# Provided records

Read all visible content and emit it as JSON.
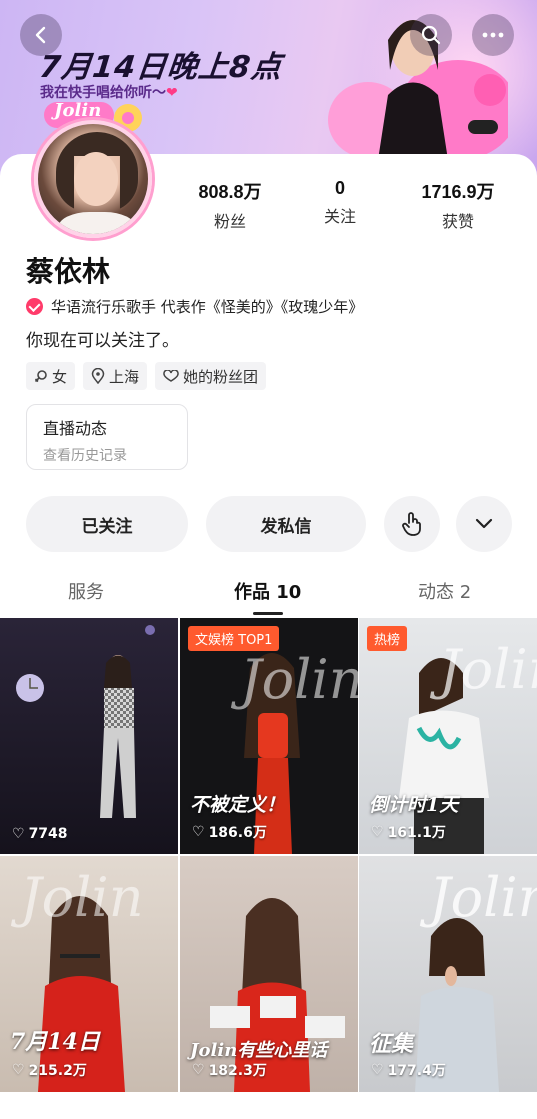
{
  "banner": {
    "title": "7月14日晚上8点",
    "subtitle": "我在快手唱给你听～",
    "sticker_text": "Jolin"
  },
  "profile": {
    "name": "蔡依林",
    "verified_text": "华语流行乐歌手 代表作《怪美的》《玫瑰少年》",
    "bio": "你现在可以关注了。",
    "stats": [
      {
        "value": "808.8万",
        "label": "粉丝"
      },
      {
        "value": "0",
        "label": "关注"
      },
      {
        "value": "1716.9万",
        "label": "获赞"
      }
    ],
    "tags": [
      {
        "icon": "female-icon",
        "label": "女"
      },
      {
        "icon": "location-icon",
        "label": "上海"
      },
      {
        "icon": "fan-club-icon",
        "label": "她的粉丝团"
      }
    ],
    "live": {
      "title": "直播动态",
      "subtitle": "查看历史记录"
    }
  },
  "actions": {
    "follow_label": "已关注",
    "message_label": "发私信"
  },
  "tabs": [
    {
      "label": "服务"
    },
    {
      "label": "作品 10"
    },
    {
      "label": "动态 2"
    }
  ],
  "posts": [
    {
      "likes": "7748",
      "badge": "",
      "caption": "",
      "bg": "#1a1722"
    },
    {
      "likes": "186.6万",
      "badge": "文娱榜 TOP1",
      "caption": "不被定义！",
      "bg": "#151517"
    },
    {
      "likes": "161.1万",
      "badge": "热榜",
      "caption": "倒计时1天",
      "bg": "#dfe1e4"
    },
    {
      "likes": "215.2万",
      "badge": "",
      "caption": "7月14日",
      "bg": "#d9cfc6"
    },
    {
      "likes": "182.3万",
      "badge": "",
      "caption": "Jolin有些心里话",
      "bg": "#cfc3bb"
    },
    {
      "likes": "177.4万",
      "badge": "",
      "caption": "征集",
      "bg": "#d8d9dc"
    }
  ],
  "colors": {
    "accent": "#ff3b6a",
    "badge": "#ff5a2e"
  }
}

# Directive
Leave out the pictures and restate everything else word for word.

# Task response
Read all visible content and emit it as JSON.
{
  "banner": {
    "title": "7月14日晚上8点",
    "subtitle": "我在快手唱给你听～",
    "sticker_text": "Jolin"
  },
  "profile": {
    "name": "蔡依林",
    "verified_text": "华语流行乐歌手 代表作《怪美的》《玫瑰少年》",
    "bio": "你现在可以关注了。",
    "stats": [
      {
        "value": "808.8万",
        "label": "粉丝"
      },
      {
        "value": "0",
        "label": "关注"
      },
      {
        "value": "1716.9万",
        "label": "获赞"
      }
    ],
    "tags": [
      {
        "icon": "female-icon",
        "label": "女"
      },
      {
        "icon": "location-icon",
        "label": "上海"
      },
      {
        "icon": "fan-club-icon",
        "label": "她的粉丝团"
      }
    ],
    "live": {
      "title": "直播动态",
      "subtitle": "查看历史记录"
    }
  },
  "actions": {
    "follow_label": "已关注",
    "message_label": "发私信"
  },
  "tabs": [
    {
      "label": "服务"
    },
    {
      "label": "作品 10"
    },
    {
      "label": "动态 2"
    }
  ],
  "posts": [
    {
      "likes": "7748",
      "badge": "",
      "caption": "",
      "bg": "#1a1722"
    },
    {
      "likes": "186.6万",
      "badge": "文娱榜 TOP1",
      "caption": "不被定义！",
      "bg": "#151517"
    },
    {
      "likes": "161.1万",
      "badge": "热榜",
      "caption": "倒计时1天",
      "bg": "#dfe1e4"
    },
    {
      "likes": "215.2万",
      "badge": "",
      "caption": "7月14日",
      "bg": "#d9cfc6"
    },
    {
      "likes": "182.3万",
      "badge": "",
      "caption": "Jolin有些心里话",
      "bg": "#cfc3bb"
    },
    {
      "likes": "177.4万",
      "badge": "",
      "caption": "征集",
      "bg": "#d8d9dc"
    }
  ],
  "colors": {
    "accent": "#ff3b6a",
    "badge": "#ff5a2e"
  }
}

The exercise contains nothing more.